(Problem details): Write out each record below exactly as it appears, with no pictures.

(Given records):

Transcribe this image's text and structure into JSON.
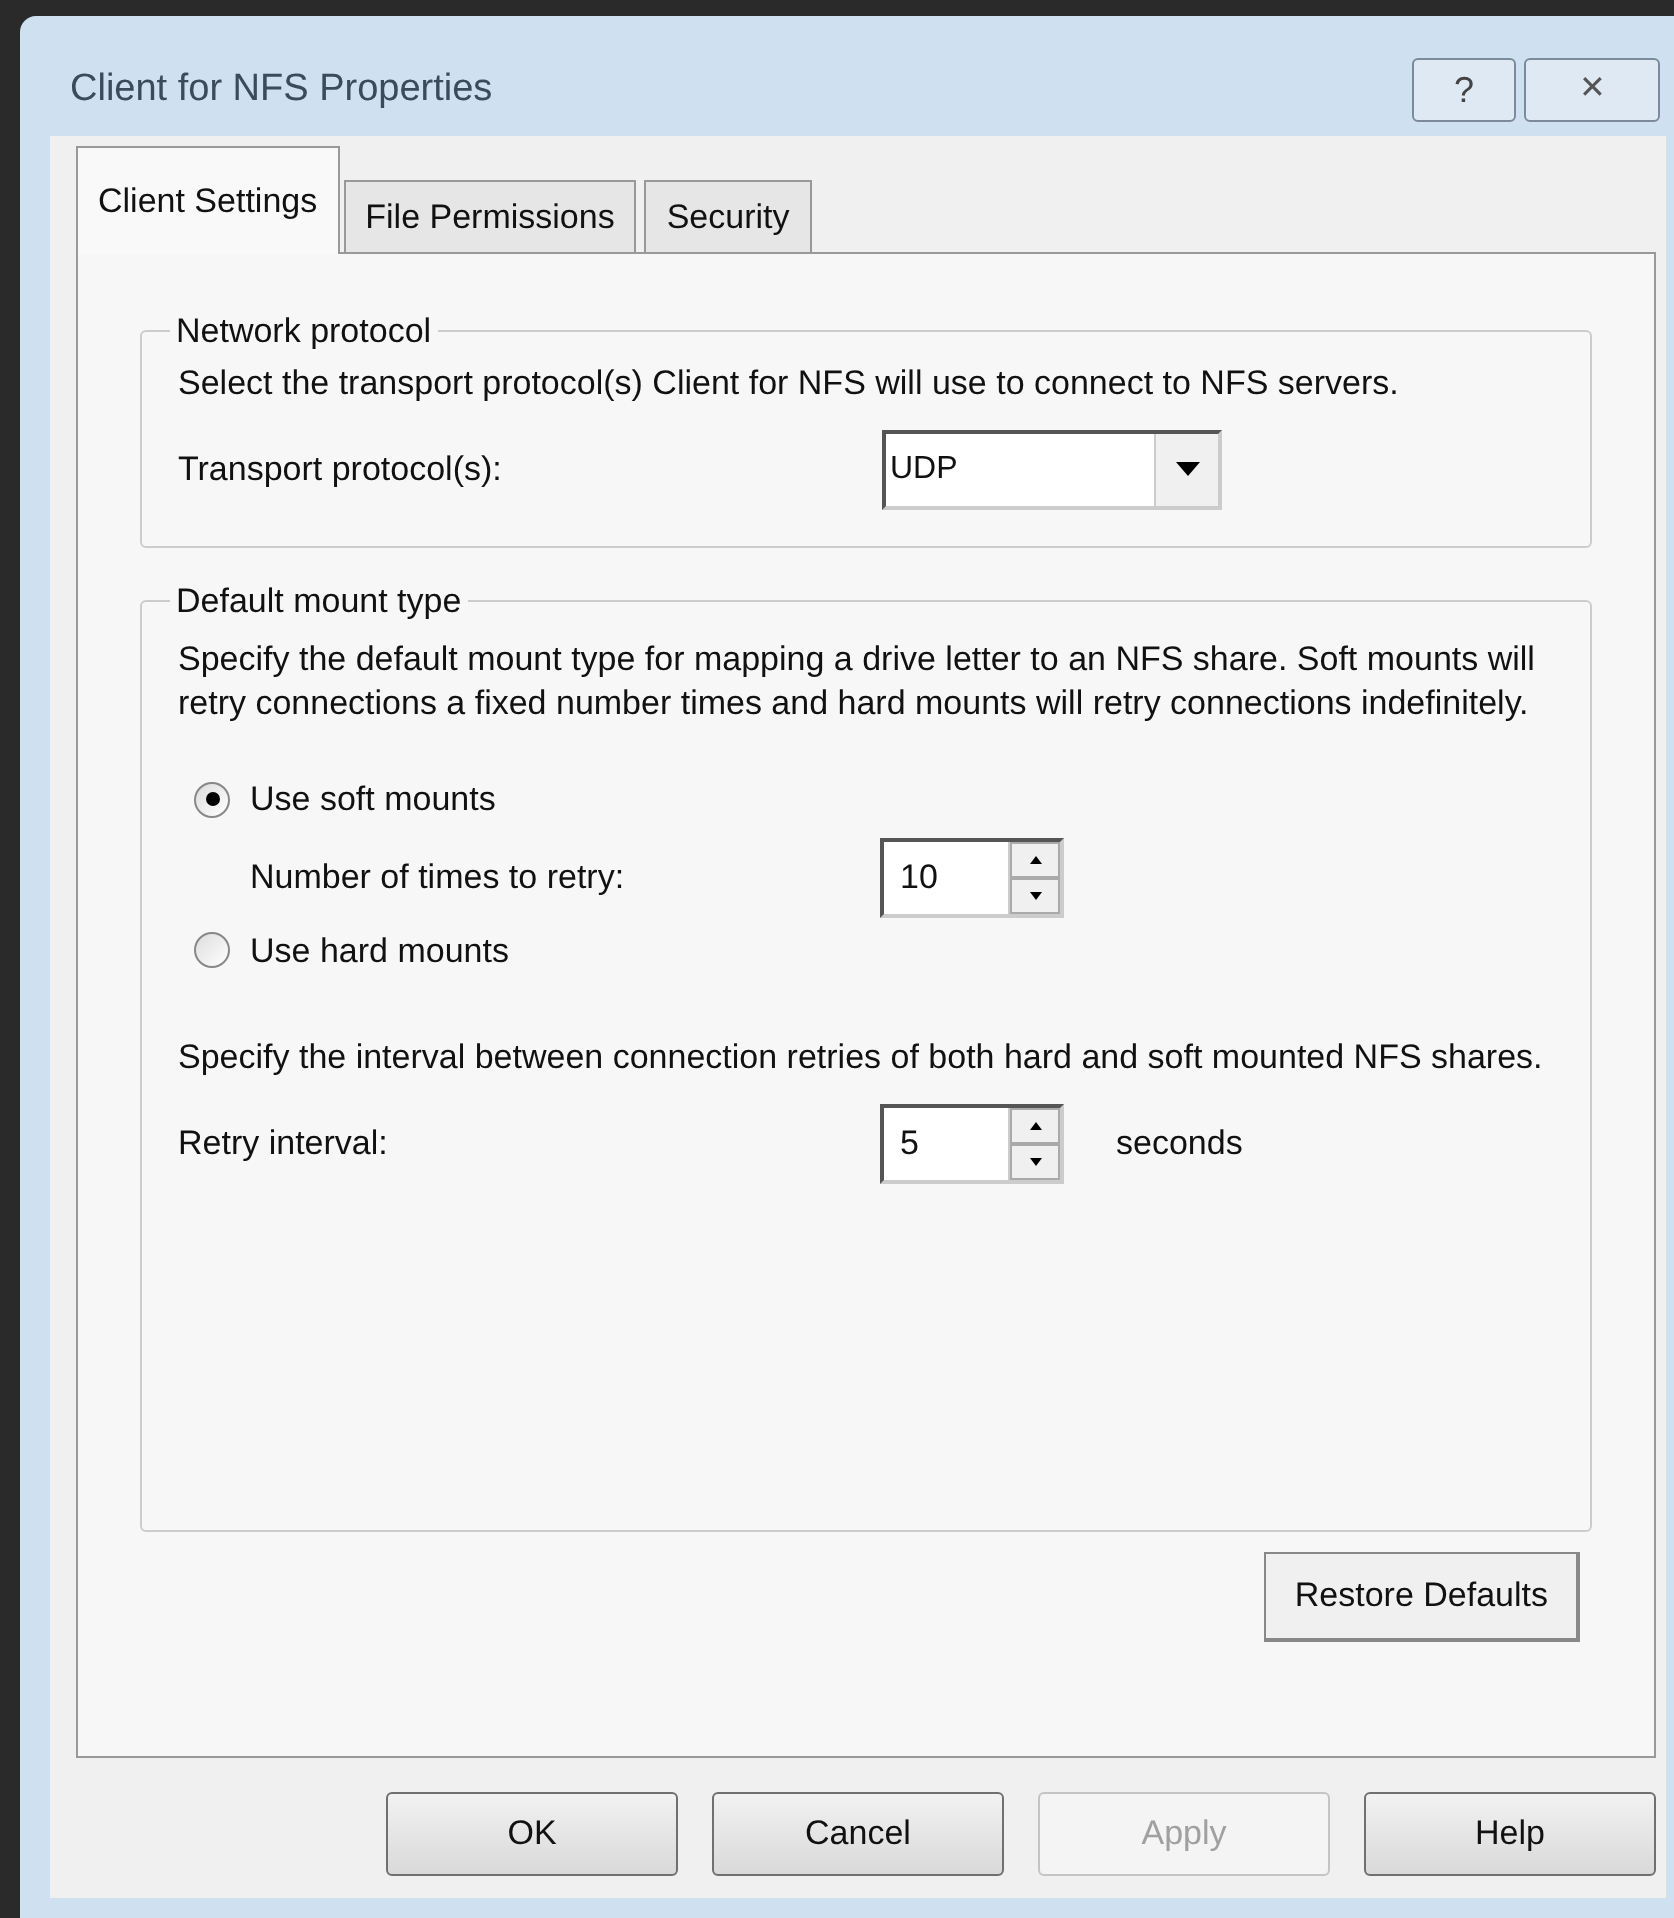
{
  "window": {
    "title": "Client for NFS Properties",
    "help_button": "?",
    "close_button": "✕"
  },
  "tabs": [
    {
      "label": "Client Settings",
      "selected": true
    },
    {
      "label": "File Permissions",
      "selected": false
    },
    {
      "label": "Security",
      "selected": false
    }
  ],
  "network_protocol": {
    "legend": "Network protocol",
    "description": "Select the transport protocol(s) Client for NFS will use to connect to NFS servers.",
    "transport_label": "Transport protocol(s):",
    "transport_value": "UDP"
  },
  "mount_type": {
    "legend": "Default mount type",
    "description": "Specify the default mount type for mapping a drive letter to an NFS share.  Soft mounts will retry connections a fixed number times and hard mounts will retry connections indefinitely.",
    "options": [
      {
        "label": "Use soft mounts",
        "selected": true
      },
      {
        "label": "Use hard mounts",
        "selected": false
      }
    ],
    "retry_label": "Number of times to retry:",
    "retry_value": "10",
    "interval_description": "Specify the interval between connection retries of both hard and soft mounted NFS shares.",
    "interval_label": "Retry interval:",
    "interval_value": "5",
    "interval_unit": "seconds"
  },
  "restore_button": "Restore Defaults",
  "buttons": [
    {
      "label": "OK",
      "disabled": false
    },
    {
      "label": "Cancel",
      "disabled": false
    },
    {
      "label": "Apply",
      "disabled": true
    },
    {
      "label": "Help",
      "disabled": false
    }
  ]
}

(Answer for this exercise):
Transcribe this image's text and structure into JSON.
{
  "window": {
    "title": "Client for NFS Properties",
    "help_button": "?",
    "close_button": "✕"
  },
  "tabs": [
    {
      "label": "Client Settings",
      "selected": true
    },
    {
      "label": "File Permissions",
      "selected": false
    },
    {
      "label": "Security",
      "selected": false
    }
  ],
  "network_protocol": {
    "legend": "Network protocol",
    "description": "Select the transport protocol(s) Client for NFS will use to connect to NFS servers.",
    "transport_label": "Transport protocol(s):",
    "transport_value": "UDP"
  },
  "mount_type": {
    "legend": "Default mount type",
    "description": "Specify the default mount type for mapping a drive letter to an NFS share.  Soft mounts will retry connections a fixed number times and hard mounts will retry connections indefinitely.",
    "options": [
      {
        "label": "Use soft mounts",
        "selected": true
      },
      {
        "label": "Use hard mounts",
        "selected": false
      }
    ],
    "retry_label": "Number of times to retry:",
    "retry_value": "10",
    "interval_description": "Specify the interval between connection retries of both hard and soft mounted NFS shares.",
    "interval_label": "Retry interval:",
    "interval_value": "5",
    "interval_unit": "seconds"
  },
  "restore_button": "Restore Defaults",
  "buttons": [
    {
      "label": "OK",
      "disabled": false
    },
    {
      "label": "Cancel",
      "disabled": false
    },
    {
      "label": "Apply",
      "disabled": true
    },
    {
      "label": "Help",
      "disabled": false
    }
  ]
}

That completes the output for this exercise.